INPUT =
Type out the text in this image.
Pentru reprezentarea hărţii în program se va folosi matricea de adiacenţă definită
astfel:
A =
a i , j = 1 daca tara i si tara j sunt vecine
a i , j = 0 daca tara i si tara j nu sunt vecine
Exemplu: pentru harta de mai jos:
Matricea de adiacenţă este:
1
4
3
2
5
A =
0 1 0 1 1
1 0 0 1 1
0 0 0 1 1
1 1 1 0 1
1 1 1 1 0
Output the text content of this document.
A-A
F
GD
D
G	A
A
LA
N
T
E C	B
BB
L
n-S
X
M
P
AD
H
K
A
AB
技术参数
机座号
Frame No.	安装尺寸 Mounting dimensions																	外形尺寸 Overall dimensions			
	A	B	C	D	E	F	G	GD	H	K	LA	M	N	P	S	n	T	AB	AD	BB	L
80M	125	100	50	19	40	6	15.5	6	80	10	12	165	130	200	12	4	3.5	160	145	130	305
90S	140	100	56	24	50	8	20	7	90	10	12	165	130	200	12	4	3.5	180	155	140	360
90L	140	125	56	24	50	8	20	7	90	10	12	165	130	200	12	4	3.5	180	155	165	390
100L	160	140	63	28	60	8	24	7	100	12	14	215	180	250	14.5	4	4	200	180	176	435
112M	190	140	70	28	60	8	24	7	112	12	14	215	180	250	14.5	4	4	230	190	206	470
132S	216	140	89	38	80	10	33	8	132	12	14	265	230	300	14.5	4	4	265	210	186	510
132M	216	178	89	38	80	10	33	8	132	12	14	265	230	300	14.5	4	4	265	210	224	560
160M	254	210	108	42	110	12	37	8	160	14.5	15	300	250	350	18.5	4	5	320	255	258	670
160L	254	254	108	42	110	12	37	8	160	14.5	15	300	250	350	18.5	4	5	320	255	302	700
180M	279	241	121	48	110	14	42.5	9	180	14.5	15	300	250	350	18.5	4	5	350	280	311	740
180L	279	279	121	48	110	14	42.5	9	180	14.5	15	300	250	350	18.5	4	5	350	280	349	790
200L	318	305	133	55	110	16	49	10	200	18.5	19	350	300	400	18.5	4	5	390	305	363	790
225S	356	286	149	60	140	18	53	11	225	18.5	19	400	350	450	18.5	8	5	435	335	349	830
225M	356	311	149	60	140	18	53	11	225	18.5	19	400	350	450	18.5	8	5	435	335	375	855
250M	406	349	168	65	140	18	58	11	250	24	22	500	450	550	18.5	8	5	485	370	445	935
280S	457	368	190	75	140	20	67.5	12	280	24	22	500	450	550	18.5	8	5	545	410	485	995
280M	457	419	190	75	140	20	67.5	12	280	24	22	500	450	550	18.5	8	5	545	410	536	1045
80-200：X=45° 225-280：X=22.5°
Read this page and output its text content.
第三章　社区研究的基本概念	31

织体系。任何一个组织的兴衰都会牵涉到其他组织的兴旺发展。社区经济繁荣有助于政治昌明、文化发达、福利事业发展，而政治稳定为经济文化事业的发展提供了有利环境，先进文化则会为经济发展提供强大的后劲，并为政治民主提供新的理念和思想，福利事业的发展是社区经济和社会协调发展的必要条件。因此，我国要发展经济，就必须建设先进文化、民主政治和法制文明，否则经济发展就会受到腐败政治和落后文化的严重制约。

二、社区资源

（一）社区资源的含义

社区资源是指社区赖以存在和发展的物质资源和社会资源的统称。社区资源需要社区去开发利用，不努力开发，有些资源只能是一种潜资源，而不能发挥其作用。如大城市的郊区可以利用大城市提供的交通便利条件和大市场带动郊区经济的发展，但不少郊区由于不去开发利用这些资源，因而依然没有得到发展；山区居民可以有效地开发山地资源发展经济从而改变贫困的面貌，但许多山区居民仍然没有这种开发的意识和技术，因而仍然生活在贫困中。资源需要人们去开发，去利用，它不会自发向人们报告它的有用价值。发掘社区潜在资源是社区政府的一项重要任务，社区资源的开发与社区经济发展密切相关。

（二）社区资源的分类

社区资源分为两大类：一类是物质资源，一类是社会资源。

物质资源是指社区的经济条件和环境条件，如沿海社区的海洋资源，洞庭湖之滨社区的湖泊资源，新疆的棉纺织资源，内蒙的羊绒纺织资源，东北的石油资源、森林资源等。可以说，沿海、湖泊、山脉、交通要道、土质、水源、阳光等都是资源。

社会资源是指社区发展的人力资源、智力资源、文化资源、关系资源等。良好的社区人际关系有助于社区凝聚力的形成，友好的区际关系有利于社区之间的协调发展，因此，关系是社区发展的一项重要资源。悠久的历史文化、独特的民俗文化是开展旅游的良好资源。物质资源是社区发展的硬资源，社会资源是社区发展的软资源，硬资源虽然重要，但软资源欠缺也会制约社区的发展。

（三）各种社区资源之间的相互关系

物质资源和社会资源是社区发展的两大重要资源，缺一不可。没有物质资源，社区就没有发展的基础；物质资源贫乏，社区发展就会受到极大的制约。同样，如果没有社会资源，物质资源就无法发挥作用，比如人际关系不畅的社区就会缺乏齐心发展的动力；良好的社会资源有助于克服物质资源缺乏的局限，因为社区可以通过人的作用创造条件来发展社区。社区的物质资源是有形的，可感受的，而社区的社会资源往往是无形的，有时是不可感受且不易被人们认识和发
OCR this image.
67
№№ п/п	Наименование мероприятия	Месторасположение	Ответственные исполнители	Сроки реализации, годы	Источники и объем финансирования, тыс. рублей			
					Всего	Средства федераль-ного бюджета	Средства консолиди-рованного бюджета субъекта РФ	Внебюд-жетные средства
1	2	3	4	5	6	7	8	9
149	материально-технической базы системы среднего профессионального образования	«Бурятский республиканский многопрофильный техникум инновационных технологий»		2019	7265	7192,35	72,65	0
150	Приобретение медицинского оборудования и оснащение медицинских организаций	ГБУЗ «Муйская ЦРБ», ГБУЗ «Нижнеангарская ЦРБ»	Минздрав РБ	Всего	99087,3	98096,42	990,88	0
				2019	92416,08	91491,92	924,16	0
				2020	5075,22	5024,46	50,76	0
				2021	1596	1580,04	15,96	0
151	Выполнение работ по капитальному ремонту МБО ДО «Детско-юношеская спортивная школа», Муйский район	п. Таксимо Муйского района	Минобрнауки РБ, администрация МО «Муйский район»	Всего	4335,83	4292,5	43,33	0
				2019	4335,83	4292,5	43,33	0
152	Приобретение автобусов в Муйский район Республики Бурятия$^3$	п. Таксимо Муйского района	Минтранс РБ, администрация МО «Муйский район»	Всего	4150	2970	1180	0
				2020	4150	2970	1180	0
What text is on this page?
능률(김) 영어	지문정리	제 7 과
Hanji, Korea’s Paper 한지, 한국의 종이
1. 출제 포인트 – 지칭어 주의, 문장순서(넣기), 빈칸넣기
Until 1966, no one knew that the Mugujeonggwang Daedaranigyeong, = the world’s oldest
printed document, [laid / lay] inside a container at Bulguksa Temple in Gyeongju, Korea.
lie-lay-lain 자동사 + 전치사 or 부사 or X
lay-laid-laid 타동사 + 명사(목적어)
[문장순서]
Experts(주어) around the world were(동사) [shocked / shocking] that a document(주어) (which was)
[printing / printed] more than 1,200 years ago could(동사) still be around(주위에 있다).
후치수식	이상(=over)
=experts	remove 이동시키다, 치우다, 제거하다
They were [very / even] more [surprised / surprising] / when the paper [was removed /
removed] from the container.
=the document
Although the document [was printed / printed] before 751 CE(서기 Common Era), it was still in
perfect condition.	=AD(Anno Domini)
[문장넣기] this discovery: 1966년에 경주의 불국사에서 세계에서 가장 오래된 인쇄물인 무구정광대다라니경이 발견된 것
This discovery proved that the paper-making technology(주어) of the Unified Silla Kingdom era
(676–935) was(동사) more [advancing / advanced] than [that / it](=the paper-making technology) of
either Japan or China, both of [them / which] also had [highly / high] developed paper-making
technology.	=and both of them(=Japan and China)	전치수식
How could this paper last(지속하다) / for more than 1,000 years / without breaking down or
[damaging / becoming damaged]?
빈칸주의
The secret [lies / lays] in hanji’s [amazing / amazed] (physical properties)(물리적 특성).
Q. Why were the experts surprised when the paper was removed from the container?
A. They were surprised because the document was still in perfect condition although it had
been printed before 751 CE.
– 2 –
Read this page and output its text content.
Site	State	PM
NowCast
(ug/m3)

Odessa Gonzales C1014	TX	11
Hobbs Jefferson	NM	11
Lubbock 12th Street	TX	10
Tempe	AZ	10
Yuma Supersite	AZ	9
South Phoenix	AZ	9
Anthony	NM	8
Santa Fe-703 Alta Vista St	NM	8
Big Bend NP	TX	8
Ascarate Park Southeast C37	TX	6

TASK GOAL =
Find each line that has the word "района", then copy it out.

RESULT =
151	Выполнение работ по капитальному ремонту МБО ДО «Детско-юношеская спортивная школа», Муйский район	п. Таксимо Муйского района	Минобрнауки РБ, администрация МО «Муйский район»	Всего	4335,83	4292,5	43,33	0
152	Приобретение автобусов в Муйский район Республики Бурятия$^3$	п. Таксимо Муйского района	Минтранс РБ, администрация МО «Муйский район»	Всего	4150	2970	1180	0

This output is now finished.